_DATA FOR PROCESSING_
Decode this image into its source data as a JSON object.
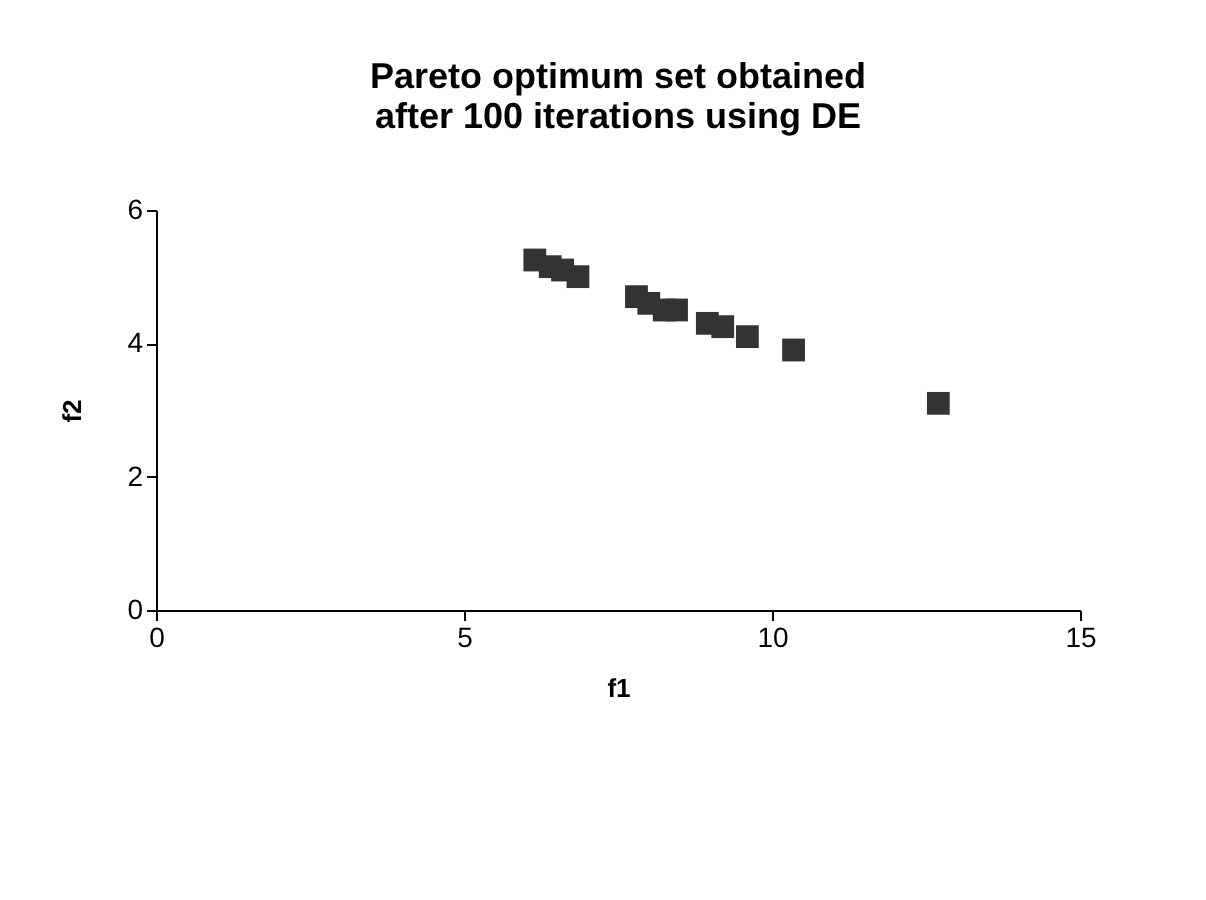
{
  "chart_data": {
    "type": "scatter",
    "title": "Pareto optimum set obtained after 100 iterations using DE",
    "xlabel": "f1",
    "ylabel": "f2",
    "x": [
      6.15,
      6.4,
      6.6,
      6.85,
      7.8,
      8.0,
      8.25,
      8.45,
      8.95,
      9.2,
      9.6,
      10.35,
      12.7
    ],
    "series": [
      {
        "color": "#333333",
        "values": [
          5.25,
          5.15,
          5.1,
          5.0,
          4.7,
          4.6,
          4.5,
          4.5,
          4.3,
          4.25,
          4.1,
          3.9,
          3.1
        ]
      }
    ],
    "xlim": [
      0,
      15
    ],
    "xticks": [
      0,
      5,
      10,
      15
    ],
    "ylim": [
      0,
      6
    ],
    "yticks": [
      0,
      2,
      4,
      6
    ],
    "marker": "square",
    "grid": false
  }
}
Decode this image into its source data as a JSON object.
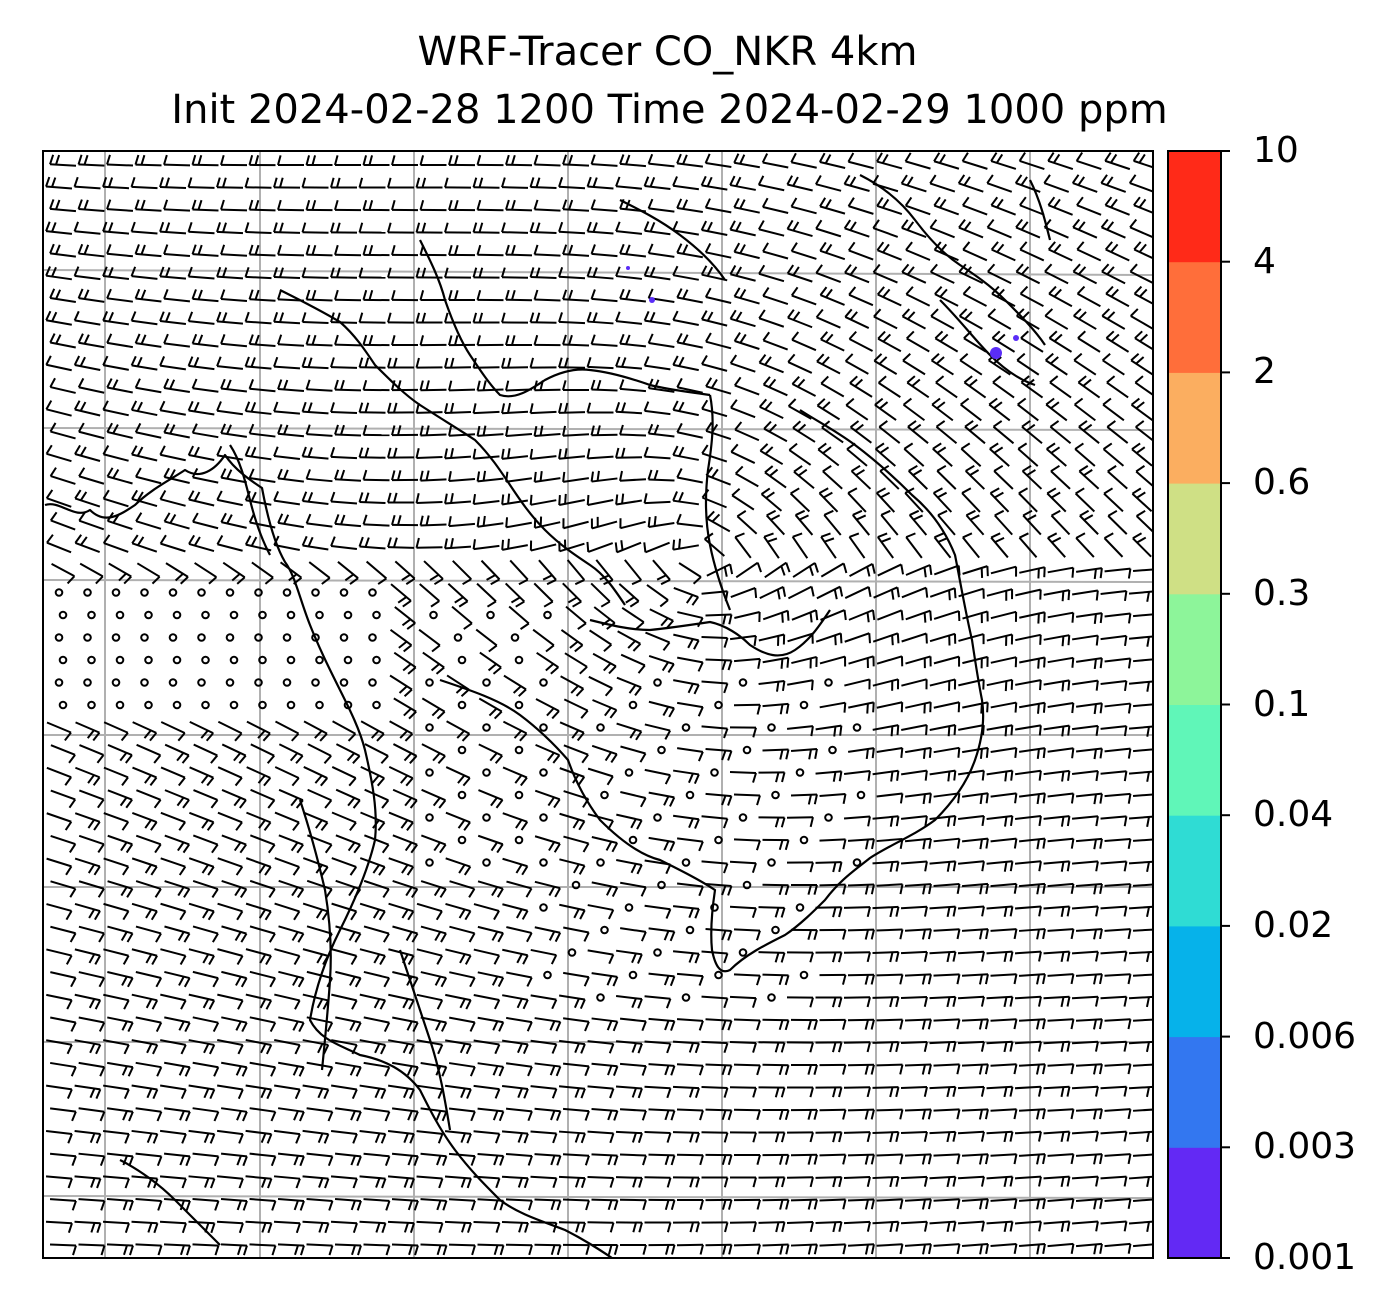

_EXERCISE REQUIREMENTS_
Repeat every record above exactly, but leave out any pictures.

_SOLUTION_
Decode this image into its source data as a JSON object.
{
  "chart_data": {
    "type": "scatter",
    "title": "Pareto optimum set obtained after 100 iterations using DE",
    "xlabel": "f1",
    "ylabel": "f2",
    "x": [
      6.15,
      6.4,
      6.6,
      6.85,
      7.8,
      8.0,
      8.25,
      8.45,
      8.95,
      9.2,
      9.6,
      10.35,
      12.7
    ],
    "series": [
      {
        "color": "#333333",
        "values": [
          5.25,
          5.15,
          5.1,
          5.0,
          4.7,
          4.6,
          4.5,
          4.5,
          4.3,
          4.25,
          4.1,
          3.9,
          3.1
        ]
      }
    ],
    "xlim": [
      0,
      15
    ],
    "xticks": [
      0,
      5,
      10,
      15
    ],
    "ylim": [
      0,
      6
    ],
    "yticks": [
      0,
      2,
      4,
      6
    ],
    "marker": "square",
    "grid": false
  }
}
Decode this image into its source data as a JSON object.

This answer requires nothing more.